[Annotated region listings]
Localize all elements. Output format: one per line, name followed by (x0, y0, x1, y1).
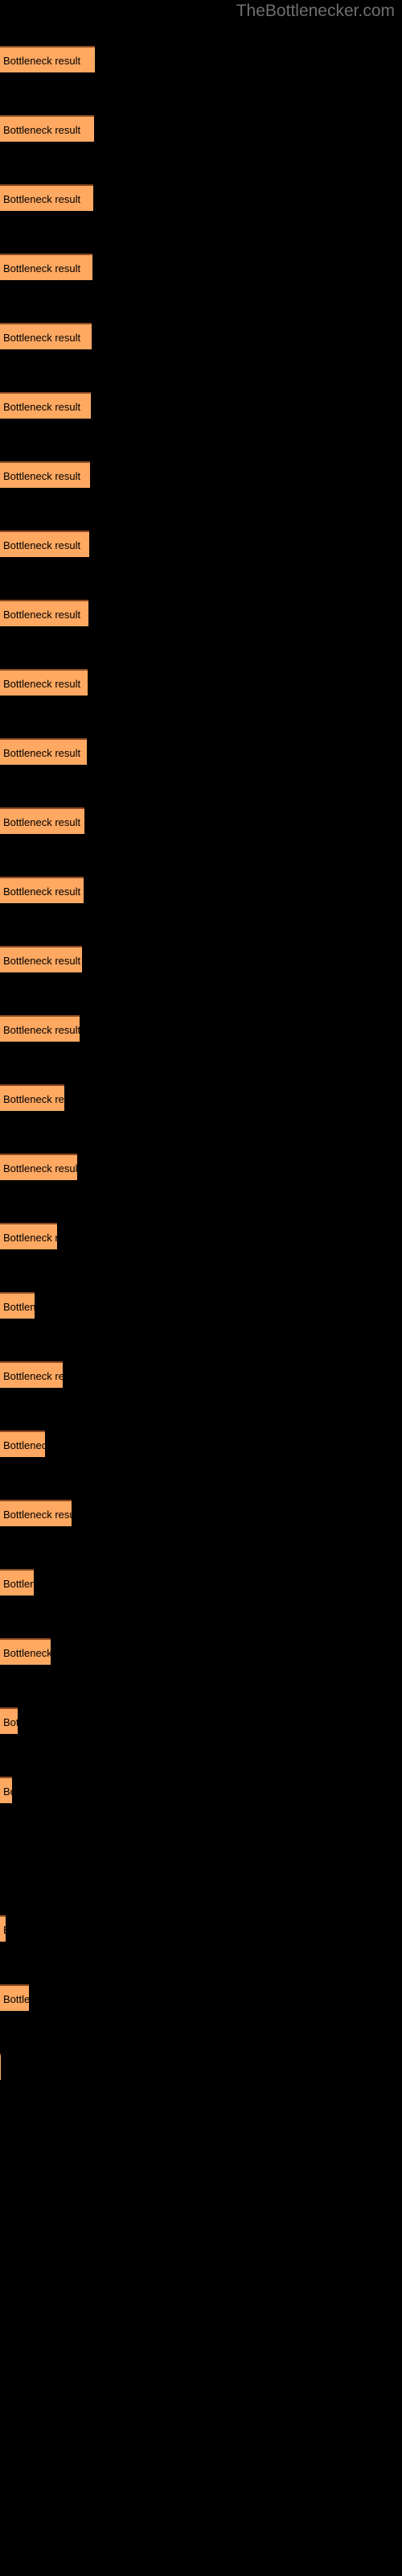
bar-row: Bottleneck result (0, 1223, 402, 1249)
bar-row: Bottleneck result (0, 1638, 402, 1665)
bar-label: Bottleneck result (3, 332, 81, 344)
bar-row: Bottleneck result (0, 669, 402, 696)
bar-row: Bottleneck result (0, 1777, 402, 1803)
bar-label: Bottleneck result (3, 1370, 63, 1382)
bar[interactable]: Bottleneck result (0, 600, 88, 626)
bar-label: Bottleneck result (3, 55, 81, 67)
bar-series-container: Bottleneck result Bottleneck result Bottle… (0, 0, 402, 2576)
bar[interactable]: Bottleneck result (0, 46, 95, 72)
bar[interactable]: Bottleneck result (0, 1084, 64, 1111)
bar[interactable]: Bottleneck result (0, 1777, 12, 1803)
bar-row: Bottleneck result (0, 600, 402, 626)
bar[interactable]: Bottleneck result (0, 184, 93, 211)
bar[interactable]: Bottleneck result (0, 1361, 63, 1388)
bar-label: Bottleneck result (3, 1439, 45, 1451)
bar-row: Bottleneck result (0, 254, 402, 280)
bar[interactable]: Bottleneck result (0, 1292, 35, 1319)
bar-row: Bottleneck result (0, 1500, 402, 1526)
bar[interactable]: Bottleneck result (0, 1430, 45, 1457)
bar-row: Bottleneck result (0, 530, 402, 557)
bar[interactable]: Bottleneck result (0, 1154, 77, 1180)
bar-label: Bottleneck result (3, 1647, 51, 1659)
bar-row: Bottleneck result (0, 946, 402, 972)
bar[interactable]: Bottleneck result (0, 254, 92, 280)
bar-label: Bottleneck result (3, 678, 81, 690)
bar-row: Bottleneck result (0, 323, 402, 349)
bar[interactable]: Bottleneck result (0, 738, 87, 765)
bar-row: Bottleneck result (0, 1915, 402, 1942)
bar-row: Bottleneck result (0, 1084, 402, 1111)
bar-label: Bottleneck result (3, 1232, 57, 1244)
bar-row: Bottleneck result (0, 115, 402, 142)
bar[interactable]: Bottleneck result (0, 1015, 80, 1042)
bar-label: Bottleneck result (3, 1578, 34, 1590)
bar-row: Bottleneck result (0, 1015, 402, 1042)
bar[interactable]: Bottleneck result (0, 1984, 29, 2011)
bottleneck-bar-chart: TheBottlenecker.com Bottleneck result Bot… (0, 0, 402, 2576)
bar-row: Bottleneck result (0, 461, 402, 488)
bar-row: Bottleneck result (0, 807, 402, 834)
bar[interactable]: Bottleneck result (0, 1707, 18, 1734)
bar[interactable]: Bottleneck result (0, 461, 90, 488)
bar-row: Bottleneck result (0, 392, 402, 419)
bar-label: Bottleneck result (3, 886, 81, 898)
bar-label: Bottleneck result (3, 1993, 29, 2005)
bar-row: Bottleneck result (0, 46, 402, 72)
bar-label: Bottleneck result (3, 1716, 18, 1728)
bar-row: Bottleneck result (0, 738, 402, 765)
bar[interactable]: Bottleneck result (0, 946, 82, 972)
bar-label: Bottleneck result (3, 1922, 6, 1939)
bar-label: Bottleneck result (3, 193, 81, 205)
bar-label: Bottleneck result (3, 1024, 80, 1036)
bar-row: Bottleneck result (0, 1292, 402, 1319)
bar-label: Bottleneck result (3, 1093, 64, 1105)
bar[interactable]: Bottleneck result (0, 392, 91, 419)
bar-label: Bottleneck result (3, 816, 81, 828)
bar-label: Bottleneck result (3, 1301, 35, 1313)
bar-row: Bottleneck result (0, 877, 402, 903)
bar-label: Bottleneck result (3, 539, 81, 551)
bar[interactable]: Bottleneck result (0, 323, 92, 349)
bar-label: Bottleneck result (3, 1785, 12, 1798)
bar-label: Bottleneck result (3, 262, 81, 275)
bar-row: Bottleneck result (0, 1569, 402, 1596)
bar-row: Bottleneck result (0, 1846, 402, 1872)
bar-row: Bottleneck result (0, 1984, 402, 2011)
bar-row: Bottleneck result (0, 2054, 402, 2080)
bar-label: Bottleneck result (3, 1509, 72, 1521)
bar-label: Bottleneck result (3, 124, 81, 136)
bar[interactable]: Bottleneck result (0, 877, 84, 903)
bar-row: Bottleneck result (0, 184, 402, 211)
bar-row: Bottleneck result (0, 1430, 402, 1457)
bar[interactable]: Bottleneck result (0, 669, 88, 696)
bar[interactable]: Bottleneck result (0, 2054, 1, 2080)
bar-row: Bottleneck result (0, 1154, 402, 1180)
bar-row: Bottleneck result (0, 1707, 402, 1734)
bar-row: Bottleneck result (0, 1361, 402, 1388)
bar[interactable]: Bottleneck result (0, 115, 94, 142)
bar[interactable]: Bottleneck result (0, 1638, 51, 1665)
bar[interactable]: Bottleneck result (0, 807, 84, 834)
bar[interactable]: Bottleneck result (0, 530, 89, 557)
bar-label: Bottleneck result (3, 955, 81, 967)
bar[interactable]: Bottleneck result (0, 1223, 57, 1249)
bar[interactable]: Bottleneck result (0, 1915, 6, 1942)
bar-label: Bottleneck result (3, 1162, 77, 1174)
bar-label: Bottleneck result (3, 747, 81, 759)
bar[interactable]: Bottleneck result (0, 1569, 34, 1596)
bar-label: Bottleneck result (3, 470, 81, 482)
bar[interactable]: Bottleneck result (0, 1500, 72, 1526)
bar-label: Bottleneck result (3, 401, 81, 413)
bar-label: Bottleneck result (3, 609, 81, 621)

Goal: Please copy out all the lines above, swapping "bar-label" for "bar-caption" everywhere it appears and keeping everything else the same. Omit the pictures from your answer.

The response:
Localize all elements. Output format: one per line, name followed by (x0, y0, x1, y1).
bar-row: Bottleneck result (0, 1223, 402, 1249)
bar-row: Bottleneck result (0, 1638, 402, 1665)
bar-caption: Bottleneck result (3, 332, 81, 344)
bar-row: Bottleneck result (0, 669, 402, 696)
bar-row: Bottleneck result (0, 1777, 402, 1803)
bar-caption: Bottleneck result (3, 1370, 63, 1382)
bar[interactable]: Bottleneck result (0, 600, 88, 626)
bar-caption: Bottleneck result (3, 55, 81, 67)
bar-series-container: Bottleneck result Bottleneck result Bottle… (0, 0, 402, 2576)
bar[interactable]: Bottleneck result (0, 46, 95, 72)
bar[interactable]: Bottleneck result (0, 1084, 64, 1111)
bar[interactable]: Bottleneck result (0, 1777, 12, 1803)
bar-row: Bottleneck result (0, 600, 402, 626)
bar[interactable]: Bottleneck result (0, 184, 93, 211)
bar[interactable]: Bottleneck result (0, 1361, 63, 1388)
bar-caption: Bottleneck result (3, 1439, 45, 1451)
bar-row: Bottleneck result (0, 254, 402, 280)
bar[interactable]: Bottleneck result (0, 1292, 35, 1319)
bar-row: Bottleneck result (0, 1500, 402, 1526)
bar[interactable]: Bottleneck result (0, 1430, 45, 1457)
bar-row: Bottleneck result (0, 530, 402, 557)
bar[interactable]: Bottleneck result (0, 1154, 77, 1180)
bar-caption: Bottleneck result (3, 1647, 51, 1659)
bar-row: Bottleneck result (0, 946, 402, 972)
bar[interactable]: Bottleneck result (0, 254, 92, 280)
bar-caption: Bottleneck result (3, 678, 81, 690)
bar-row: Bottleneck result (0, 323, 402, 349)
bar[interactable]: Bottleneck result (0, 738, 87, 765)
bar-row: Bottleneck result (0, 1915, 402, 1942)
bar-row: Bottleneck result (0, 1084, 402, 1111)
bar-caption: Bottleneck result (3, 1232, 57, 1244)
bar-row: Bottleneck result (0, 115, 402, 142)
bar[interactable]: Bottleneck result (0, 1015, 80, 1042)
bar-caption: Bottleneck result (3, 1578, 34, 1590)
bar-row: Bottleneck result (0, 1015, 402, 1042)
bar[interactable]: Bottleneck result (0, 1984, 29, 2011)
bottleneck-bar-chart: TheBottlenecker.com Bottleneck result Bot… (0, 0, 402, 2576)
bar-row: Bottleneck result (0, 461, 402, 488)
bar-row: Bottleneck result (0, 807, 402, 834)
bar[interactable]: Bottleneck result (0, 1707, 18, 1734)
bar[interactable]: Bottleneck result (0, 461, 90, 488)
bar-row: Bottleneck result (0, 392, 402, 419)
bar-caption: Bottleneck result (3, 886, 81, 898)
bar-caption: Bottleneck result (3, 1993, 29, 2005)
bar-row: Bottleneck result (0, 46, 402, 72)
bar-caption: Bottleneck result (3, 1716, 18, 1728)
bar-row: Bottleneck result (0, 738, 402, 765)
bar[interactable]: Bottleneck result (0, 946, 82, 972)
bar-caption: Bottleneck result (3, 1922, 6, 1939)
bar-caption: Bottleneck result (3, 193, 81, 205)
bar-caption: Bottleneck result (3, 1024, 80, 1036)
bar-row: Bottleneck result (0, 1292, 402, 1319)
bar-caption: Bottleneck result (3, 1093, 64, 1105)
bar[interactable]: Bottleneck result (0, 392, 91, 419)
bar-caption: Bottleneck result (3, 816, 81, 828)
bar-caption: Bottleneck result (3, 1301, 35, 1313)
bar-row: Bottleneck result (0, 877, 402, 903)
bar-caption: Bottleneck result (3, 539, 81, 551)
bar[interactable]: Bottleneck result (0, 323, 92, 349)
bar-caption: Bottleneck result (3, 1785, 12, 1798)
bar-caption: Bottleneck result (3, 262, 81, 275)
bar-row: Bottleneck result (0, 1569, 402, 1596)
bar-row: Bottleneck result (0, 1846, 402, 1872)
bar-row: Bottleneck result (0, 1984, 402, 2011)
bar-row: Bottleneck result (0, 2054, 402, 2080)
bar-caption: Bottleneck result (3, 1509, 72, 1521)
bar-caption: Bottleneck result (3, 124, 81, 136)
bar[interactable]: Bottleneck result (0, 877, 84, 903)
bar-row: Bottleneck result (0, 184, 402, 211)
bar-row: Bottleneck result (0, 1430, 402, 1457)
bar[interactable]: Bottleneck result (0, 669, 88, 696)
bar[interactable]: Bottleneck result (0, 2054, 1, 2080)
bar-row: Bottleneck result (0, 1154, 402, 1180)
bar-row: Bottleneck result (0, 1707, 402, 1734)
bar-row: Bottleneck result (0, 1361, 402, 1388)
bar[interactable]: Bottleneck result (0, 115, 94, 142)
bar[interactable]: Bottleneck result (0, 1638, 51, 1665)
bar[interactable]: Bottleneck result (0, 807, 84, 834)
bar[interactable]: Bottleneck result (0, 530, 89, 557)
bar-caption: Bottleneck result (3, 955, 81, 967)
bar[interactable]: Bottleneck result (0, 1223, 57, 1249)
bar[interactable]: Bottleneck result (0, 1915, 6, 1942)
bar-caption: Bottleneck result (3, 1162, 77, 1174)
bar-caption: Bottleneck result (3, 747, 81, 759)
bar[interactable]: Bottleneck result (0, 1569, 34, 1596)
bar-caption: Bottleneck result (3, 470, 81, 482)
bar[interactable]: Bottleneck result (0, 1500, 72, 1526)
bar-caption: Bottleneck result (3, 401, 81, 413)
bar-caption: Bottleneck result (3, 609, 81, 621)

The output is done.